%%
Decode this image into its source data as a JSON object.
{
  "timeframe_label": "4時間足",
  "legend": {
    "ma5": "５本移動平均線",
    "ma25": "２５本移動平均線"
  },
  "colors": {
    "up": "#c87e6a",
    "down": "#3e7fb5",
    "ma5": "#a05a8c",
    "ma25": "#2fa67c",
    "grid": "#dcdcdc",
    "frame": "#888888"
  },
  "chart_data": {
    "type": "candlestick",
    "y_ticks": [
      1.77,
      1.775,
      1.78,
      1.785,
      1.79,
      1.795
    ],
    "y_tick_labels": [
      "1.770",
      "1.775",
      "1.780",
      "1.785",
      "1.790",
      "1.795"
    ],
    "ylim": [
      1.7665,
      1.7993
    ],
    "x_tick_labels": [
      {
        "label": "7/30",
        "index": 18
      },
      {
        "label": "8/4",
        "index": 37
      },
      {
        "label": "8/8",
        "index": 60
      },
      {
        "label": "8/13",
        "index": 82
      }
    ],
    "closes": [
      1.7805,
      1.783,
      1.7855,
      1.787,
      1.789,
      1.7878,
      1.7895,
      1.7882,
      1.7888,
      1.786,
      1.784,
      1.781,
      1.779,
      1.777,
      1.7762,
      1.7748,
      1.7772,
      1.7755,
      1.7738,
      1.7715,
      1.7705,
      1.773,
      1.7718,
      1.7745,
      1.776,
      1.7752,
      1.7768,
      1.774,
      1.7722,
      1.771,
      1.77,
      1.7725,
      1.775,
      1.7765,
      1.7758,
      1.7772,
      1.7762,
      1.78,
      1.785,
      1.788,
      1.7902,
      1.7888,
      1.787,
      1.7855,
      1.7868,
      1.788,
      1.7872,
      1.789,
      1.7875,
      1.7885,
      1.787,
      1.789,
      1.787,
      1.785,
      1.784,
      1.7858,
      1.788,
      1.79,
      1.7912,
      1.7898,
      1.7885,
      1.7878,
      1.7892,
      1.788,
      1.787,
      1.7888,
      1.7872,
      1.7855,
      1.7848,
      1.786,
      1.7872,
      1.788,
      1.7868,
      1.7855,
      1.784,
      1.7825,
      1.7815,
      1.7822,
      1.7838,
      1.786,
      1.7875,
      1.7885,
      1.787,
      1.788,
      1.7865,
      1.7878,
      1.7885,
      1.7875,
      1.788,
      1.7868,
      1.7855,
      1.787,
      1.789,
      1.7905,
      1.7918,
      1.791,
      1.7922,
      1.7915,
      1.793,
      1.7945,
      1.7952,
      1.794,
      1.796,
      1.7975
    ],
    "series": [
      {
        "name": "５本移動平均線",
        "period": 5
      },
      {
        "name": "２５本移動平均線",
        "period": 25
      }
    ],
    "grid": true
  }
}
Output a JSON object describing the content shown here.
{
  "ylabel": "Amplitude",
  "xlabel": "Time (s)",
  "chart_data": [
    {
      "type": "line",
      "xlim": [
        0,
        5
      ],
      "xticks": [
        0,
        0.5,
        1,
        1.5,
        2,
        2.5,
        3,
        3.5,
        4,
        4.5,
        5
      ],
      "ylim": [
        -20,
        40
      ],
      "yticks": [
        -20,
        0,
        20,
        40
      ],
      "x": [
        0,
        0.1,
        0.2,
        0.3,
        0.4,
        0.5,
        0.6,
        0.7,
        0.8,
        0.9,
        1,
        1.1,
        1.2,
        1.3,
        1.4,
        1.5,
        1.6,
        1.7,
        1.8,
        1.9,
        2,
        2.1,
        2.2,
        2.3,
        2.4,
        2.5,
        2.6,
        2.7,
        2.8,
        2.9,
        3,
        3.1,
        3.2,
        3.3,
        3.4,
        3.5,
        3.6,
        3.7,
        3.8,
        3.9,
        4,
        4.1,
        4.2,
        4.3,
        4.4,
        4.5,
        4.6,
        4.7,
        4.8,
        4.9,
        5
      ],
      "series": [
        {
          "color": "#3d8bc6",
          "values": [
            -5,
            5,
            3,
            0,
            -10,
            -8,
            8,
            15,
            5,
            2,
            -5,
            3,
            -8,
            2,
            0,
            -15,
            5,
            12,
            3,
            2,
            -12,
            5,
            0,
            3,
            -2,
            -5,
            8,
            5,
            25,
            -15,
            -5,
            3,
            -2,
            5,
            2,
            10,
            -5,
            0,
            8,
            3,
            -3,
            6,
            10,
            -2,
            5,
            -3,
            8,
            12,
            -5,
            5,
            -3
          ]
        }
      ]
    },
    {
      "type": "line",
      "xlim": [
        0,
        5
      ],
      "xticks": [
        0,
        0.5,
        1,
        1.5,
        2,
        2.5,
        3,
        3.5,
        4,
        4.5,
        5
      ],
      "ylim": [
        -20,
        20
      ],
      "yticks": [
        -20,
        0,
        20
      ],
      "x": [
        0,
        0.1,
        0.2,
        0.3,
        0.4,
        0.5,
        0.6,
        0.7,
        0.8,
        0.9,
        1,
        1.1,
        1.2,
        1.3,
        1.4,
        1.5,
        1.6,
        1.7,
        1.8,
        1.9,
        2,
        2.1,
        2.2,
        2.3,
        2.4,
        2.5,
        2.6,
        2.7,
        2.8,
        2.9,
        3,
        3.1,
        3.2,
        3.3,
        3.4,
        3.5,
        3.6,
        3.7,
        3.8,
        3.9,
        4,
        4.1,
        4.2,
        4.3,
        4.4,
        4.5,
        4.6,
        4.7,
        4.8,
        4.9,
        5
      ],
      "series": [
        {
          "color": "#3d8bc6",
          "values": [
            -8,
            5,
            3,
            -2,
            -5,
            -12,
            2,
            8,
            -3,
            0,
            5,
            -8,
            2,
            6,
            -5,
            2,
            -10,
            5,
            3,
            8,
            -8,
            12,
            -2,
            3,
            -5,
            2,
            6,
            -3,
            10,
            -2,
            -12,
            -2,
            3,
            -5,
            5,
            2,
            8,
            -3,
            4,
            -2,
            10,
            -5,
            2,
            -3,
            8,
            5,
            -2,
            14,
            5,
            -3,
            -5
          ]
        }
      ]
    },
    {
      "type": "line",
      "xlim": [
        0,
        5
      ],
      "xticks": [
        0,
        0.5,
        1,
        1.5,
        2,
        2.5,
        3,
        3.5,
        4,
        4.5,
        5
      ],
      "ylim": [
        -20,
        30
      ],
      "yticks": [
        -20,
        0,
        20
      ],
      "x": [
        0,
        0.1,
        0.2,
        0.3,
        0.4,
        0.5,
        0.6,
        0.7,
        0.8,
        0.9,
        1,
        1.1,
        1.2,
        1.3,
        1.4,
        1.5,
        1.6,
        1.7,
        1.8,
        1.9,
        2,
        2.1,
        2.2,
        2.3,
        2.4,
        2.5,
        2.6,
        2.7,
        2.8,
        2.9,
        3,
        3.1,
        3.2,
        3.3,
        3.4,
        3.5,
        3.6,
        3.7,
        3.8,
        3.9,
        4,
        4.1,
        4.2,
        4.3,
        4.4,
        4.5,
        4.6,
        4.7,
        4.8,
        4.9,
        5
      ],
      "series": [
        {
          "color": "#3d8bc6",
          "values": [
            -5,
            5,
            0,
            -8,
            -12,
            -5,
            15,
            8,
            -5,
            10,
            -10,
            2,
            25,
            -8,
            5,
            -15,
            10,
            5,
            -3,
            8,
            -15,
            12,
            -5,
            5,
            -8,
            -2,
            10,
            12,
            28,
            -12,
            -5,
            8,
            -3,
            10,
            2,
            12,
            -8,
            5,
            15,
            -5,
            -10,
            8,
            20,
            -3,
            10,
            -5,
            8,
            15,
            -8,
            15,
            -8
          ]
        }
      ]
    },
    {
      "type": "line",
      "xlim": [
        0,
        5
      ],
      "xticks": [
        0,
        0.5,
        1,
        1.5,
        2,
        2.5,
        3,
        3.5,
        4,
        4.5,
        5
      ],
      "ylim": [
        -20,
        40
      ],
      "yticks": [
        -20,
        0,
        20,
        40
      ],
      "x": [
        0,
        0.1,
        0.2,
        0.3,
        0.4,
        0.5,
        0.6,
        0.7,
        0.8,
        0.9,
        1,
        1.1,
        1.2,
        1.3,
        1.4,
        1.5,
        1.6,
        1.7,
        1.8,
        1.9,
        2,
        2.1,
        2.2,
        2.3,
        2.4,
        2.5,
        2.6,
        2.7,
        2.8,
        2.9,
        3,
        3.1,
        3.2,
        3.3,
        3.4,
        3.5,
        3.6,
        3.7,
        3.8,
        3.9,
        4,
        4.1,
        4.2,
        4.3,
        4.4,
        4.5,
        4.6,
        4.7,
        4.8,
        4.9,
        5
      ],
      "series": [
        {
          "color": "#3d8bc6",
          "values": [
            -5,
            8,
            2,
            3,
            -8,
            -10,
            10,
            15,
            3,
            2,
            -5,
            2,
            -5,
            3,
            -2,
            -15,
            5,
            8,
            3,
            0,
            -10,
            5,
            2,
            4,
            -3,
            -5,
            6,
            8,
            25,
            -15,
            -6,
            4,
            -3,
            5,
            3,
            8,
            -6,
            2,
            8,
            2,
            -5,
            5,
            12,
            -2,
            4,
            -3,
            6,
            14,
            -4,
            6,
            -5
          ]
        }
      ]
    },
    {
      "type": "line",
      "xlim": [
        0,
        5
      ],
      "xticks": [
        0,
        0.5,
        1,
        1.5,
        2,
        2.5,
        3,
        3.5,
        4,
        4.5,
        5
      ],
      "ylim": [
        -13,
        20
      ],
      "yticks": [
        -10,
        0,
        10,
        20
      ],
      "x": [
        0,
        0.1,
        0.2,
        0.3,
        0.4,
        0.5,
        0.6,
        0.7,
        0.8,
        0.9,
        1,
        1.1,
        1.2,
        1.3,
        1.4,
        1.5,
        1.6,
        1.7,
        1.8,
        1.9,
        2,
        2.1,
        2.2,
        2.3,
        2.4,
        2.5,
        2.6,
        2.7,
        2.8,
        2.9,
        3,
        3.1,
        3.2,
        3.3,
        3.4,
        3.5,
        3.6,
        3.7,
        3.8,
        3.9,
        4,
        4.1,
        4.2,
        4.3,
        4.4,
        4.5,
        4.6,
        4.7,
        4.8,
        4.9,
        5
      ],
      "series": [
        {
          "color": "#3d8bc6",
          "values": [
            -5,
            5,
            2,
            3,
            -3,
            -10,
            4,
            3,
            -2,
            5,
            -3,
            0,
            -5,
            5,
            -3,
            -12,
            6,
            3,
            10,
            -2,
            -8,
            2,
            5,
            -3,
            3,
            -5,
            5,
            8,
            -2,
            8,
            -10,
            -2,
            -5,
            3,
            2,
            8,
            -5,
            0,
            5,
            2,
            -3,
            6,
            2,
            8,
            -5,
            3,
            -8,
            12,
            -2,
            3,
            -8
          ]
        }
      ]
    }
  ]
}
%%
EXERCISE DESCRIPTION:
Each line above that holds the string "object" should be copied and shown.

SOLVED PROBLEM:
Decode this image into its source data as a JSON object.
Output a JSON object describing the content shown here.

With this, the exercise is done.